# [TASK GOAL]
Reproduce the lines of the listing below, from the line containing "Circle shape xyxy=(275,631,294,649)" through the line containing "Circle shape xyxy=(281,682,299,701)", with both of those lines included.

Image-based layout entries
-*-*-
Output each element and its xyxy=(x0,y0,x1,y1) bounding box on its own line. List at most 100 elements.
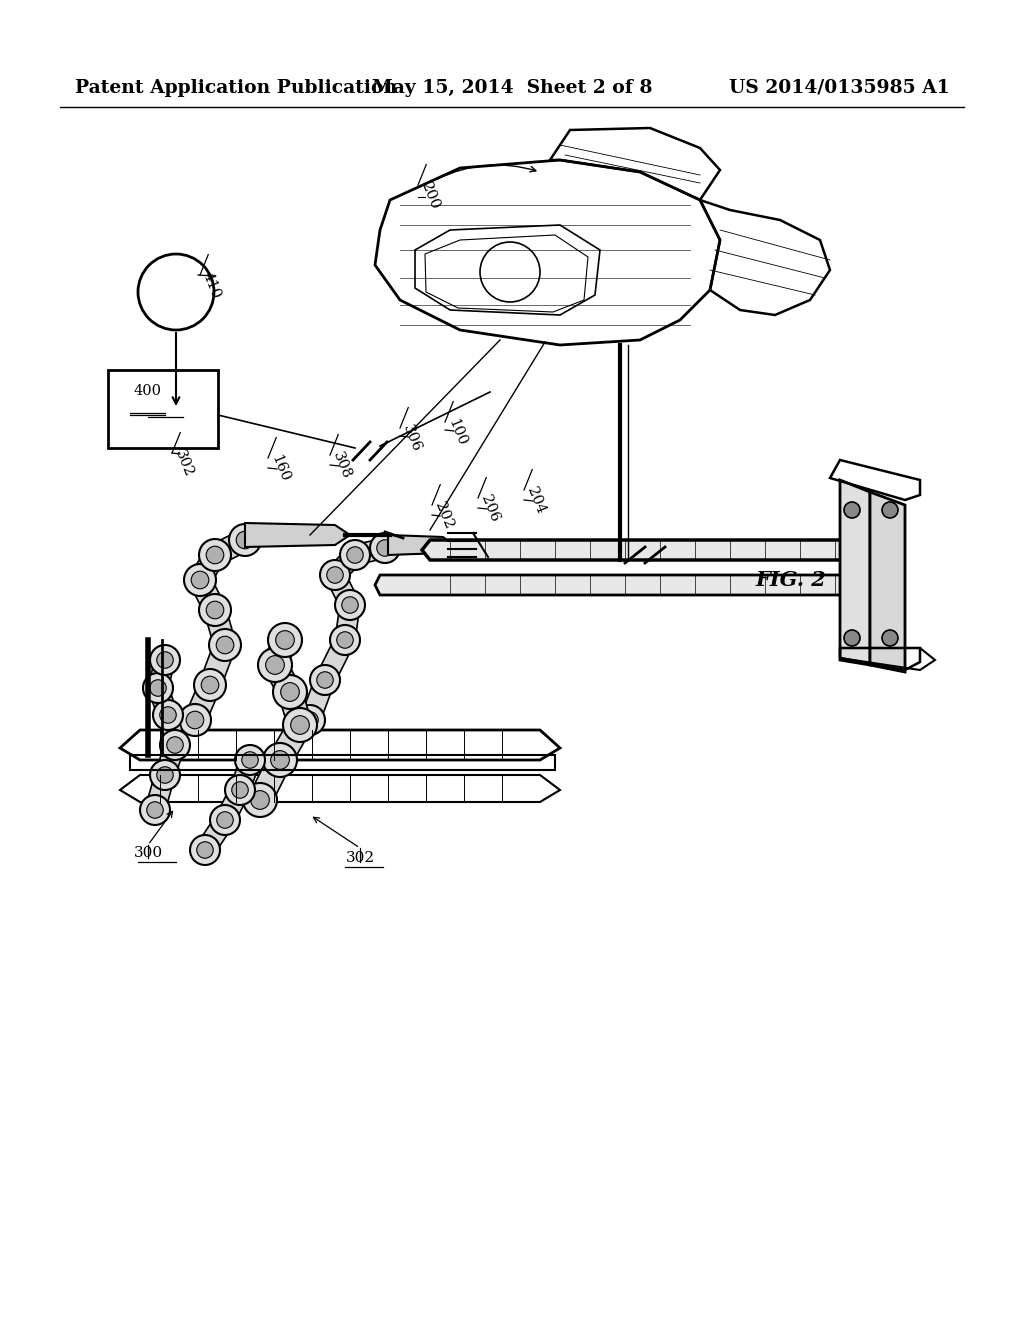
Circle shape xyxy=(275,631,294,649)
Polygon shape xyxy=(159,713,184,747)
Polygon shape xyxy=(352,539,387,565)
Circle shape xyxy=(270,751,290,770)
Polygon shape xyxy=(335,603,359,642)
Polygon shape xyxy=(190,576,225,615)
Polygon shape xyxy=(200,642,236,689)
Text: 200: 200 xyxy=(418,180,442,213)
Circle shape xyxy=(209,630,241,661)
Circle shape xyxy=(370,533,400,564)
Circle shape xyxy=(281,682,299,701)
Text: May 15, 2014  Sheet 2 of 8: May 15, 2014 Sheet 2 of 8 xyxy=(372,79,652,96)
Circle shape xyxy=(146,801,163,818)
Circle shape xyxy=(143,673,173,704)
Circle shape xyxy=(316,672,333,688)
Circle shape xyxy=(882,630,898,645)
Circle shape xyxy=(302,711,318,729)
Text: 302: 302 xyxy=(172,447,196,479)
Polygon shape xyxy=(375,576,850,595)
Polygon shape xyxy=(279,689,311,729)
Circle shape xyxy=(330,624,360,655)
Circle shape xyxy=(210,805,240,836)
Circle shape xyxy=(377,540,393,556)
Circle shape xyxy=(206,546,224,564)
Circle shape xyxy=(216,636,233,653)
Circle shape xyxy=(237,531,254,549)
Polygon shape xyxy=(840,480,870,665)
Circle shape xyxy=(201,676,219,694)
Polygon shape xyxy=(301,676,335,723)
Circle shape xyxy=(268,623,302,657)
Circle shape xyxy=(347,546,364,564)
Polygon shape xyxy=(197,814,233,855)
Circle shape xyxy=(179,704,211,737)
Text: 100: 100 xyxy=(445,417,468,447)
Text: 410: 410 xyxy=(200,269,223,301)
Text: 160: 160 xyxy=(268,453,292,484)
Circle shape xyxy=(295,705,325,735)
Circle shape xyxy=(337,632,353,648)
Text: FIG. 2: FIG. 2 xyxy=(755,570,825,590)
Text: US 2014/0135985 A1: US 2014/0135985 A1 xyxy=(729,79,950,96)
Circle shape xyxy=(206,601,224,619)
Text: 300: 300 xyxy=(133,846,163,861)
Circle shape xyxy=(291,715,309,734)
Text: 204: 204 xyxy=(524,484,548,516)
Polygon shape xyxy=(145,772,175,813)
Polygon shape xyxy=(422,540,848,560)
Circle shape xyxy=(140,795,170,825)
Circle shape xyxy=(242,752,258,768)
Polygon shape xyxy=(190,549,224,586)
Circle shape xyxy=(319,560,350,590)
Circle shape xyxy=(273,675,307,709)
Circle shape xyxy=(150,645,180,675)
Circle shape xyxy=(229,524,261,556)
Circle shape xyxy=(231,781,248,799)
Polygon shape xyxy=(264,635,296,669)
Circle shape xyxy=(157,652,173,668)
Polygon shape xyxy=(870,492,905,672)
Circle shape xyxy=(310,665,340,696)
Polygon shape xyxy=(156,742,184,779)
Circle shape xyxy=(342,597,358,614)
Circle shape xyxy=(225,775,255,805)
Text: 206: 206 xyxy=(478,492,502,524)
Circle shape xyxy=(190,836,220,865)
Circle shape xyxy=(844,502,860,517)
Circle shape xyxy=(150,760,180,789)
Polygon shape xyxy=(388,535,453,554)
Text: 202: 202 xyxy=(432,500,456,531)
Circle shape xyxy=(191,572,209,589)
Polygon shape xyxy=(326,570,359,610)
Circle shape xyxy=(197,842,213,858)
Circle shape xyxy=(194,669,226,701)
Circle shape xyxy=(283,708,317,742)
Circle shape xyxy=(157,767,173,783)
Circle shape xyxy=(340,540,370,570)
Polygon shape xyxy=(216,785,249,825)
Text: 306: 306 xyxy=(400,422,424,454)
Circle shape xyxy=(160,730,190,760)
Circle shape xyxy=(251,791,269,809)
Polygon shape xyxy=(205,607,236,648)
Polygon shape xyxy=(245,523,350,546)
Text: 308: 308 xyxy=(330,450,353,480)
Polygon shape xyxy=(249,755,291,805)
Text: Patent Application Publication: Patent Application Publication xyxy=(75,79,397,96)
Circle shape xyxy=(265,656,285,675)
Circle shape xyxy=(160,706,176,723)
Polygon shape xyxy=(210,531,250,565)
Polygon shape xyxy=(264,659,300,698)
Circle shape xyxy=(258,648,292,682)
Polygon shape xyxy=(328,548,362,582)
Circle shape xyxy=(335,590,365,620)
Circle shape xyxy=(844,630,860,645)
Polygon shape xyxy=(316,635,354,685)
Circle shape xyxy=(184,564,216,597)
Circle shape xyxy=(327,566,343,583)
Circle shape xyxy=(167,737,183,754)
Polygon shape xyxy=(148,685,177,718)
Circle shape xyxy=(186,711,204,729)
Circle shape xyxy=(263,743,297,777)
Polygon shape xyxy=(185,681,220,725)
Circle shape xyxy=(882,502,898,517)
-*-*-
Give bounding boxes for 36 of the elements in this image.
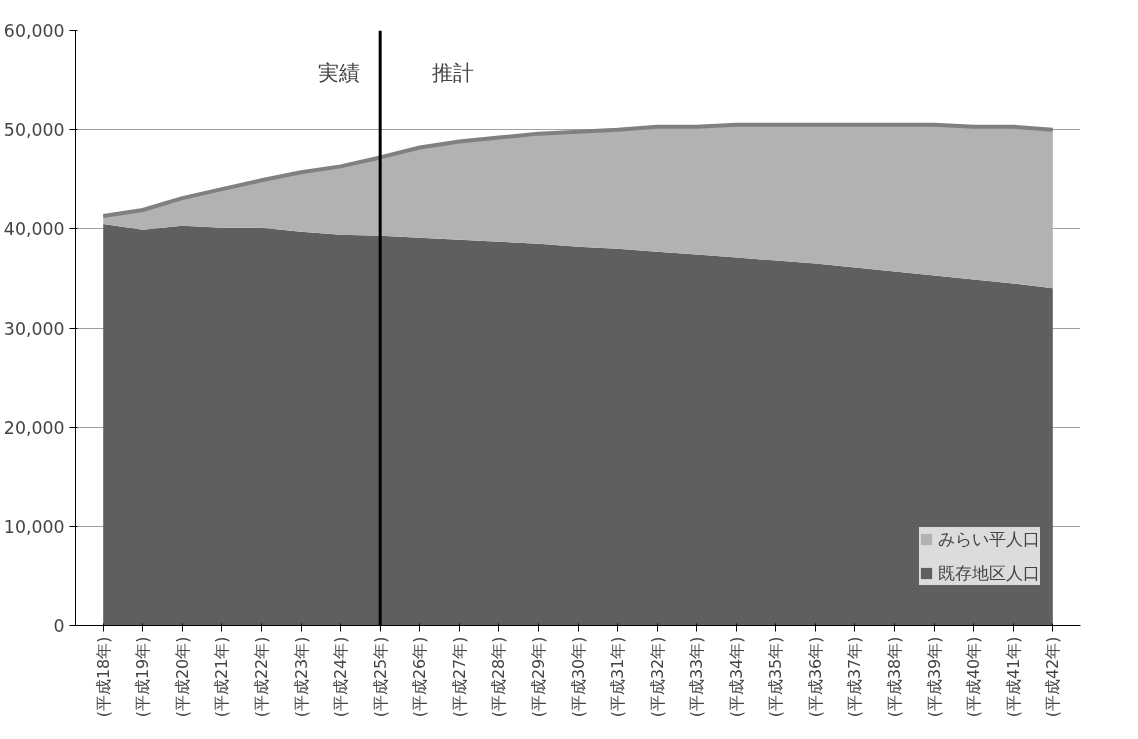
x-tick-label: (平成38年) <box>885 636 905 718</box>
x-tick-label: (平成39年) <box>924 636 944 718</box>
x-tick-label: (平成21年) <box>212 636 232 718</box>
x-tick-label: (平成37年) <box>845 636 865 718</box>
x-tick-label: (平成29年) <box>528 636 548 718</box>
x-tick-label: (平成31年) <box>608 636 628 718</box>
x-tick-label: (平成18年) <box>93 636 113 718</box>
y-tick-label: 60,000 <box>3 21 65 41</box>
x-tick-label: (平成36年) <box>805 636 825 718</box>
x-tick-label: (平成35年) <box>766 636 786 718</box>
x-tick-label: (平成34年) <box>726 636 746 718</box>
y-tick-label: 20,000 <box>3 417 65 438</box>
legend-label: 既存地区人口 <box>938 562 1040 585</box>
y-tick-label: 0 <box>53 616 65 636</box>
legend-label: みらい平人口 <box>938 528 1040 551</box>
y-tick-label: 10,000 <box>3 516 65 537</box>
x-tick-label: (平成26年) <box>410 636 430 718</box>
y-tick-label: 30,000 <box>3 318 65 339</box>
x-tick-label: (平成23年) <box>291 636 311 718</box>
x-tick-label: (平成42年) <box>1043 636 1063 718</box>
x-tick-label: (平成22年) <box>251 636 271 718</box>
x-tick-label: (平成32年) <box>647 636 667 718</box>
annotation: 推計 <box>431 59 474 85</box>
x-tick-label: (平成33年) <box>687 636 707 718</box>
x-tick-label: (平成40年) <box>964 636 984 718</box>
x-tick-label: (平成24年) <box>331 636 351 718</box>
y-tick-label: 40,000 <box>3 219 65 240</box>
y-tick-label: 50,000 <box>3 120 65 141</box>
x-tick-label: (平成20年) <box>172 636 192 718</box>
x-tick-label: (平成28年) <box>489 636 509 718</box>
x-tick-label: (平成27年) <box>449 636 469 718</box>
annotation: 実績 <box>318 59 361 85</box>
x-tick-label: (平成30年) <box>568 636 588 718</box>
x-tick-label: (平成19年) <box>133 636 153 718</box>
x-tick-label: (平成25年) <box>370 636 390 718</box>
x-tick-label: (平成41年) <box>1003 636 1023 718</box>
-*-*-
# [EXERCISE OUTPUT]
Circle shape xyxy=(275,631,294,649)
Polygon shape xyxy=(159,713,184,747)
Polygon shape xyxy=(352,539,387,565)
Circle shape xyxy=(270,751,290,770)
Polygon shape xyxy=(335,603,359,642)
Polygon shape xyxy=(190,576,225,615)
Polygon shape xyxy=(200,642,236,689)
Text: 200: 200 xyxy=(418,180,442,213)
Circle shape xyxy=(209,630,241,661)
Circle shape xyxy=(370,533,400,564)
Circle shape xyxy=(281,682,299,701)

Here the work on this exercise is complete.